[start of Provided entries]

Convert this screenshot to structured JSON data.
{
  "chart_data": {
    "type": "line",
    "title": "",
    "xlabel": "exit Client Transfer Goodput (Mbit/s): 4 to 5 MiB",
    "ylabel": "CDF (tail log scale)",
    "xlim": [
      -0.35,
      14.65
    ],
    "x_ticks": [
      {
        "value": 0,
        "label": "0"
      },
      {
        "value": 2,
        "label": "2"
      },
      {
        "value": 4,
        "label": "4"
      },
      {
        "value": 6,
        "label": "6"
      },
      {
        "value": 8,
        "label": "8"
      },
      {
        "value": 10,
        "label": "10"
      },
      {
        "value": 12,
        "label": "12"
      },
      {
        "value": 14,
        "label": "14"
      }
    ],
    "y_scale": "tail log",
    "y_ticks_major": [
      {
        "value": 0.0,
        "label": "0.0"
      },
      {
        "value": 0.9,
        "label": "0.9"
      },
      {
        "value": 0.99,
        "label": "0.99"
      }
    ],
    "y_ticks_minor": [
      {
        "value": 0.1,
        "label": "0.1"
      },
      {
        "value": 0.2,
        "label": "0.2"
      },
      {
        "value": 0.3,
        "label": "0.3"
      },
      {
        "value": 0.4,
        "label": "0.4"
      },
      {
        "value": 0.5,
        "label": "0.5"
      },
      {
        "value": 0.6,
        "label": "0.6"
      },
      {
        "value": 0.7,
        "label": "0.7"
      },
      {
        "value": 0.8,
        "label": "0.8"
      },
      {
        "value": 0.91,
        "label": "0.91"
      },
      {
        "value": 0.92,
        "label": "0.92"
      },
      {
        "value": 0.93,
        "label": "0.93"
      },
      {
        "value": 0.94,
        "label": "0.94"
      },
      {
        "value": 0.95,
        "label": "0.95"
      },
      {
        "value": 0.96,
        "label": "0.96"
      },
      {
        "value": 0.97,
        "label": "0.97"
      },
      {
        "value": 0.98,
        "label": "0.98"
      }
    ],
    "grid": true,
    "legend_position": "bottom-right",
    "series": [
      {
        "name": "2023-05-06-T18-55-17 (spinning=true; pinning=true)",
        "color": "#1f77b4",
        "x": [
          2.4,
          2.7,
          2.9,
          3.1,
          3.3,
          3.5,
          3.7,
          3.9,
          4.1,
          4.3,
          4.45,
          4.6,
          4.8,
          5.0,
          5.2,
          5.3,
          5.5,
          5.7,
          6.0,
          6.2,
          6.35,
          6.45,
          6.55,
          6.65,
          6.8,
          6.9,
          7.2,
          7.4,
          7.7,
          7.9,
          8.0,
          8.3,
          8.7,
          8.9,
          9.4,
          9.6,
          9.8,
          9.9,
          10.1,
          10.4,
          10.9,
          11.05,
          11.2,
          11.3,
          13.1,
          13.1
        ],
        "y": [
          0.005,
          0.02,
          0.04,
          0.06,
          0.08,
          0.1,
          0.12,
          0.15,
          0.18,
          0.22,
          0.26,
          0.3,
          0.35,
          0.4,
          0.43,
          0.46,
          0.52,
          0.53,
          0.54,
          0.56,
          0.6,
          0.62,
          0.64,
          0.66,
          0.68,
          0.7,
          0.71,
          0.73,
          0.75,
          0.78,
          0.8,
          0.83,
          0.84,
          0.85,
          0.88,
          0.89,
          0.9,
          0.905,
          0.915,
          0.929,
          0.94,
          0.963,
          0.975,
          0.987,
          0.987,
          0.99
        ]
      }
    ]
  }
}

[end of Provided entries]

Write out the records above again, keeping each one identical to the original.

Convert this screenshot to structured JSON data.
{
  "chart_data": {
    "type": "line",
    "title": "",
    "xlabel": "exit Client Transfer Goodput (Mbit/s): 4 to 5 MiB",
    "ylabel": "CDF (tail log scale)",
    "xlim": [
      -0.35,
      14.65
    ],
    "x_ticks": [
      {
        "value": 0,
        "label": "0"
      },
      {
        "value": 2,
        "label": "2"
      },
      {
        "value": 4,
        "label": "4"
      },
      {
        "value": 6,
        "label": "6"
      },
      {
        "value": 8,
        "label": "8"
      },
      {
        "value": 10,
        "label": "10"
      },
      {
        "value": 12,
        "label": "12"
      },
      {
        "value": 14,
        "label": "14"
      }
    ],
    "y_scale": "tail log",
    "y_ticks_major": [
      {
        "value": 0.0,
        "label": "0.0"
      },
      {
        "value": 0.9,
        "label": "0.9"
      },
      {
        "value": 0.99,
        "label": "0.99"
      }
    ],
    "y_ticks_minor": [
      {
        "value": 0.1,
        "label": "0.1"
      },
      {
        "value": 0.2,
        "label": "0.2"
      },
      {
        "value": 0.3,
        "label": "0.3"
      },
      {
        "value": 0.4,
        "label": "0.4"
      },
      {
        "value": 0.5,
        "label": "0.5"
      },
      {
        "value": 0.6,
        "label": "0.6"
      },
      {
        "value": 0.7,
        "label": "0.7"
      },
      {
        "value": 0.8,
        "label": "0.8"
      },
      {
        "value": 0.91,
        "label": "0.91"
      },
      {
        "value": 0.92,
        "label": "0.92"
      },
      {
        "value": 0.93,
        "label": "0.93"
      },
      {
        "value": 0.94,
        "label": "0.94"
      },
      {
        "value": 0.95,
        "label": "0.95"
      },
      {
        "value": 0.96,
        "label": "0.96"
      },
      {
        "value": 0.97,
        "label": "0.97"
      },
      {
        "value": 0.98,
        "label": "0.98"
      }
    ],
    "grid": true,
    "legend_position": "bottom-right",
    "series": [
      {
        "name": "2023-05-06-T18-55-17 (spinning=true; pinning=true)",
        "color": "#1f77b4",
        "x": [
          2.4,
          2.7,
          2.9,
          3.1,
          3.3,
          3.5,
          3.7,
          3.9,
          4.1,
          4.3,
          4.45,
          4.6,
          4.8,
          5.0,
          5.2,
          5.3,
          5.5,
          5.7,
          6.0,
          6.2,
          6.35,
          6.45,
          6.55,
          6.65,
          6.8,
          6.9,
          7.2,
          7.4,
          7.7,
          7.9,
          8.0,
          8.3,
          8.7,
          8.9,
          9.4,
          9.6,
          9.8,
          9.9,
          10.1,
          10.4,
          10.9,
          11.05,
          11.2,
          11.3,
          13.1,
          13.1
        ],
        "y": [
          0.005,
          0.02,
          0.04,
          0.06,
          0.08,
          0.1,
          0.12,
          0.15,
          0.18,
          0.22,
          0.26,
          0.3,
          0.35,
          0.4,
          0.43,
          0.46,
          0.52,
          0.53,
          0.54,
          0.56,
          0.6,
          0.62,
          0.64,
          0.66,
          0.68,
          0.7,
          0.71,
          0.73,
          0.75,
          0.78,
          0.8,
          0.83,
          0.84,
          0.85,
          0.88,
          0.89,
          0.9,
          0.905,
          0.915,
          0.929,
          0.94,
          0.963,
          0.975,
          0.987,
          0.987,
          0.99
        ]
      }
    ]
  }
}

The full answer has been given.